Images are not part of the copy; write out the rest of the data exactly as given.
- - - -
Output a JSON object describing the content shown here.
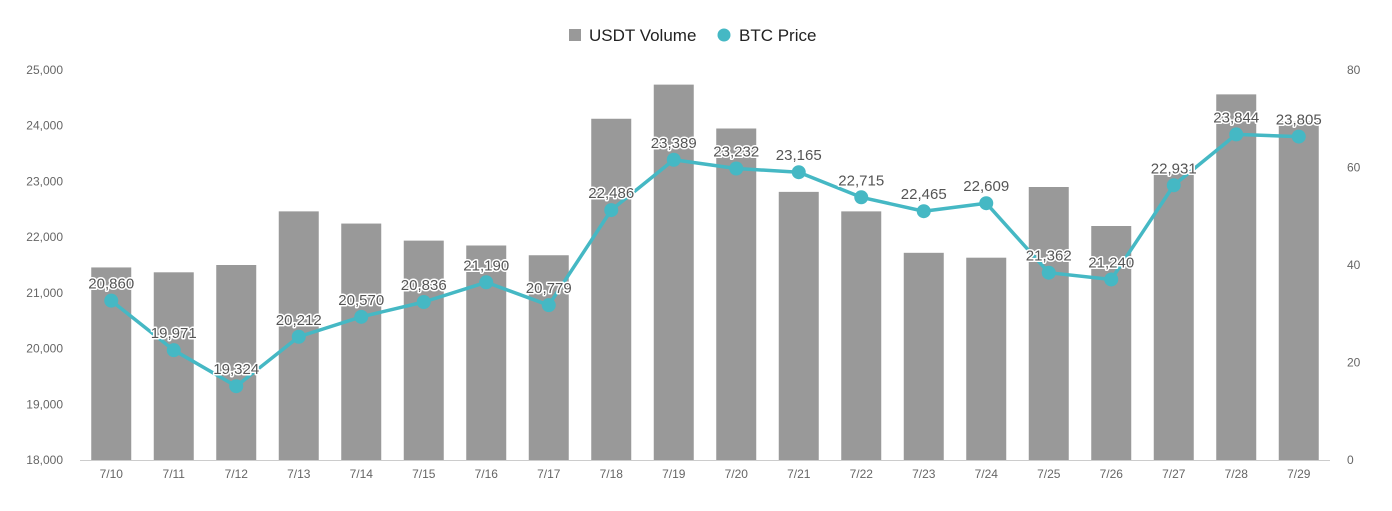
{
  "chart_data": {
    "type": "bar",
    "categories": [
      "7/10",
      "7/11",
      "7/12",
      "7/13",
      "7/14",
      "7/15",
      "7/16",
      "7/17",
      "7/18",
      "7/19",
      "7/20",
      "7/21",
      "7/22",
      "7/23",
      "7/24",
      "7/25",
      "7/26",
      "7/27",
      "7/28",
      "7/29"
    ],
    "series": [
      {
        "name": "USDT Volume",
        "type": "bar",
        "axis": "right",
        "color": "#999999",
        "values": [
          39.5,
          38.5,
          40,
          51,
          48.5,
          45,
          44,
          42,
          70,
          77,
          68,
          55,
          51,
          42.5,
          41.5,
          56,
          48,
          59,
          75,
          69.5
        ]
      },
      {
        "name": "BTC Price",
        "type": "line",
        "axis": "left",
        "color": "#45b8c4",
        "values": [
          20860,
          19971,
          19324,
          20212,
          20570,
          20836,
          21190,
          20779,
          22486,
          23389,
          23232,
          23165,
          22715,
          22465,
          22609,
          21362,
          21240,
          22931,
          23844,
          23805
        ],
        "labels": [
          "20,860",
          "19,971",
          "19,324",
          "20,212",
          "20,570",
          "20,836",
          "21,190",
          "20,779",
          "22,486",
          "23,389",
          "23,232",
          "23,165",
          "22,715",
          "22,465",
          "22,609",
          "21,362",
          "21,240",
          "22,931",
          "23,844",
          "23,805"
        ]
      }
    ],
    "y_left": {
      "lim": [
        18000,
        25000
      ],
      "ticks": [
        18000,
        19000,
        20000,
        21000,
        22000,
        23000,
        24000,
        25000
      ],
      "tick_labels": [
        "18,000",
        "19,000",
        "20,000",
        "21,000",
        "22,000",
        "23,000",
        "24,000",
        "25,000"
      ]
    },
    "y_right": {
      "lim": [
        0,
        80
      ],
      "ticks": [
        0,
        20,
        40,
        60,
        80
      ],
      "tick_labels": [
        "0",
        "20",
        "40",
        "60",
        "80"
      ]
    },
    "legend": {
      "position": "top-center",
      "items": [
        "USDT Volume",
        "BTC Price"
      ]
    },
    "grid": false
  }
}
- - - -
- Complete output
Output a JSON object describing the content shown here.
{
  "chart_data": {
    "type": "bar",
    "categories": [
      "7/10",
      "7/11",
      "7/12",
      "7/13",
      "7/14",
      "7/15",
      "7/16",
      "7/17",
      "7/18",
      "7/19",
      "7/20",
      "7/21",
      "7/22",
      "7/23",
      "7/24",
      "7/25",
      "7/26",
      "7/27",
      "7/28",
      "7/29"
    ],
    "series": [
      {
        "name": "USDT Volume",
        "type": "bar",
        "axis": "right",
        "color": "#999999",
        "values": [
          39.5,
          38.5,
          40,
          51,
          48.5,
          45,
          44,
          42,
          70,
          77,
          68,
          55,
          51,
          42.5,
          41.5,
          56,
          48,
          59,
          75,
          69.5
        ]
      },
      {
        "name": "BTC Price",
        "type": "line",
        "axis": "left",
        "color": "#45b8c4",
        "values": [
          20860,
          19971,
          19324,
          20212,
          20570,
          20836,
          21190,
          20779,
          22486,
          23389,
          23232,
          23165,
          22715,
          22465,
          22609,
          21362,
          21240,
          22931,
          23844,
          23805
        ],
        "labels": [
          "20,860",
          "19,971",
          "19,324",
          "20,212",
          "20,570",
          "20,836",
          "21,190",
          "20,779",
          "22,486",
          "23,389",
          "23,232",
          "23,165",
          "22,715",
          "22,465",
          "22,609",
          "21,362",
          "21,240",
          "22,931",
          "23,844",
          "23,805"
        ]
      }
    ],
    "y_left": {
      "lim": [
        18000,
        25000
      ],
      "ticks": [
        18000,
        19000,
        20000,
        21000,
        22000,
        23000,
        24000,
        25000
      ],
      "tick_labels": [
        "18,000",
        "19,000",
        "20,000",
        "21,000",
        "22,000",
        "23,000",
        "24,000",
        "25,000"
      ]
    },
    "y_right": {
      "lim": [
        0,
        80
      ],
      "ticks": [
        0,
        20,
        40,
        60,
        80
      ],
      "tick_labels": [
        "0",
        "20",
        "40",
        "60",
        "80"
      ]
    },
    "legend": {
      "position": "top-center",
      "items": [
        "USDT Volume",
        "BTC Price"
      ]
    },
    "grid": false
  }
}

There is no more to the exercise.